● **Exercise goal**
Lines containing the word "time" are to be located and copied.

::::::

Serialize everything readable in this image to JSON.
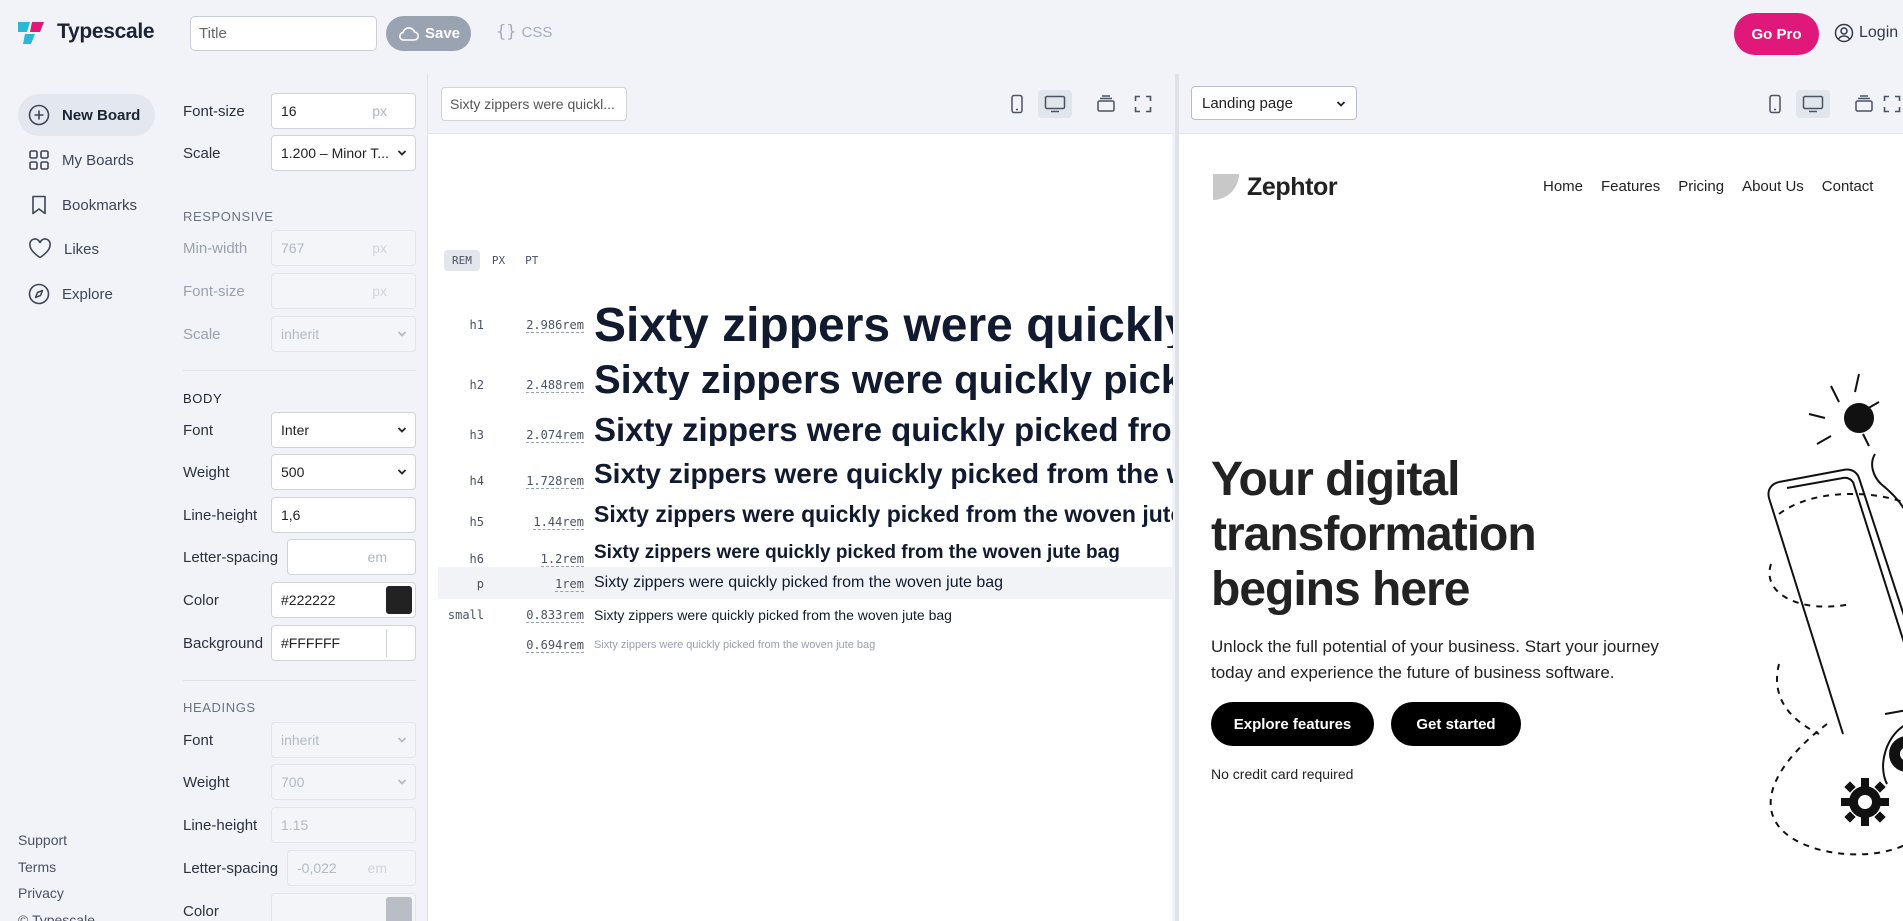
{
  "app": {
    "name": "Typescale",
    "title_placeholder": "Title",
    "save_label": "Save",
    "css_label": "CSS",
    "gopro_label": "Go Pro",
    "login_label": "Login"
  },
  "nav": {
    "items": [
      {
        "label": "New Board",
        "icon": "plus-circle-icon"
      },
      {
        "label": "My Boards",
        "icon": "grid-icon"
      },
      {
        "label": "Bookmarks",
        "icon": "bookmark-icon"
      },
      {
        "label": "Likes",
        "icon": "heart-icon"
      },
      {
        "label": "Explore",
        "icon": "compass-icon"
      }
    ],
    "footer": [
      "Support",
      "Terms",
      "Privacy",
      "© Typescale"
    ]
  },
  "settings": {
    "font_size_label": "Font-size",
    "font_size_value": "16",
    "font_size_unit": "px",
    "scale_label": "Scale",
    "scale_value": "1.200 – Minor T...",
    "responsive": {
      "title": "RESPONSIVE",
      "min_width_label": "Min-width",
      "min_width_value": "767",
      "min_width_unit": "px",
      "font_size_label": "Font-size",
      "font_size_unit": "px",
      "scale_label": "Scale",
      "scale_value": "inherit"
    },
    "body": {
      "title": "BODY",
      "font_label": "Font",
      "font_value": "Inter",
      "weight_label": "Weight",
      "weight_value": "500",
      "line_height_label": "Line-height",
      "line_height_value": "1,6",
      "letter_spacing_label": "Letter-spacing",
      "letter_spacing_unit": "em",
      "color_label": "Color",
      "color_value": "#222222",
      "background_label": "Background",
      "background_value": "#FFFFFF"
    },
    "headings": {
      "title": "HEADINGS",
      "font_label": "Font",
      "font_value": "inherit",
      "weight_label": "Weight",
      "weight_value": "700",
      "line_height_label": "Line-height",
      "line_height_value": "1.15",
      "letter_spacing_label": "Letter-spacing",
      "letter_spacing_value": "-0,022",
      "letter_spacing_unit": "em",
      "color_label": "Color"
    }
  },
  "preview": {
    "sample_text_value": "Sixty zippers were quickl...",
    "unit_tabs": [
      "REM",
      "PX",
      "PT"
    ],
    "sample": "Sixty zippers were quickly picked from the woven jute bag",
    "rows": [
      {
        "tag": "h1",
        "size": "2.986rem"
      },
      {
        "tag": "h2",
        "size": "2.488rem"
      },
      {
        "tag": "h3",
        "size": "2.074rem"
      },
      {
        "tag": "h4",
        "size": "1.728rem"
      },
      {
        "tag": "h5",
        "size": "1.44rem"
      },
      {
        "tag": "h6",
        "size": "1.2rem"
      },
      {
        "tag": "p",
        "size": "1rem"
      },
      {
        "tag": "small",
        "size": "0.833rem"
      },
      {
        "tag": "",
        "size": "0.694rem"
      }
    ]
  },
  "site": {
    "preset_value": "Landing page",
    "brand": "Zephtor",
    "menu": [
      "Home",
      "Features",
      "Pricing",
      "About Us",
      "Contact"
    ],
    "headline": "Your digital transformation begins here",
    "subtext": "Unlock the full potential of your business. Start your journey today and experience the future of business software.",
    "primary_cta": "Explore features",
    "secondary_cta": "Get started",
    "note": "No credit card required"
  },
  "colors": {
    "accent": "#E0187A",
    "body_color": "#222222",
    "background": "#FFFFFF"
  }
}
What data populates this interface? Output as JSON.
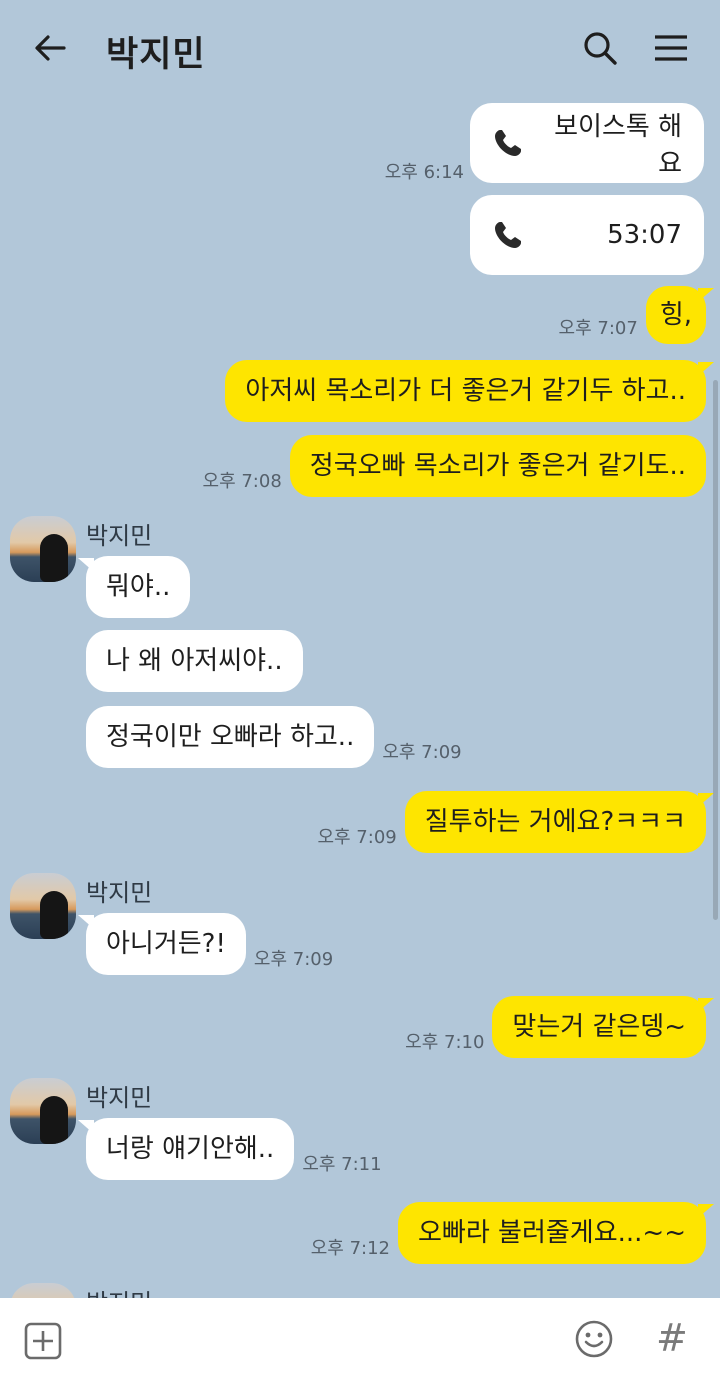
{
  "header": {
    "title": "박지민",
    "back_icon": "arrow-left-icon",
    "search_icon": "search-icon",
    "menu_icon": "hamburger-menu-icon"
  },
  "messages": {
    "call1": {
      "text": "보이스톡 해요",
      "time": "오후 6:14",
      "icon": "phone-icon"
    },
    "call2": {
      "text": "53:07",
      "icon": "phone-icon"
    },
    "m1": {
      "text": "힝,",
      "time": "오후 7:07"
    },
    "m2": {
      "text": "아저씨 목소리가 더 좋은거 같기두 하고.."
    },
    "m3": {
      "text": "정국오빠 목소리가 좋은거 같기도..",
      "time": "오후 7:08"
    },
    "g1": {
      "sender": "박지민",
      "m1": "뭐야..",
      "m2": "나 왜 아저씨야..",
      "m3": "정국이만 오빠라 하고..",
      "time": "오후 7:09"
    },
    "m4": {
      "text": "질투하는 거에요?ㅋㅋㅋ",
      "time": "오후 7:09"
    },
    "g2": {
      "sender": "박지민",
      "m1": "아니거든?!",
      "time": "오후 7:09"
    },
    "m5": {
      "text": "맞는거 같은뎅~",
      "time": "오후 7:10"
    },
    "g3": {
      "sender": "박지민",
      "m1": "너랑 얘기안해..",
      "time": "오후 7:11"
    },
    "m6": {
      "text": "오빠라 불러줄게요...~~",
      "time": "오후 7:12"
    },
    "g4": {
      "sender": "박지민"
    }
  },
  "bottom": {
    "plus_icon": "plus-square-icon",
    "emoji_icon": "smiley-icon",
    "hash_label": "#"
  },
  "colors": {
    "background": "#b2c7d9",
    "my_bubble": "#fee500",
    "their_bubble": "#ffffff"
  }
}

::::::

● **Complete response**
      "time": "오후 6:14",
      "time": "오후 7:07"
      "time": "오후 7:08"
      "time": "오후 7:09"
      "time": "오후 7:09"
      "time": "오후 7:09"
      "time": "오후 7:10"
      "time": "오후 7:11"
      "time": "오후 7:12"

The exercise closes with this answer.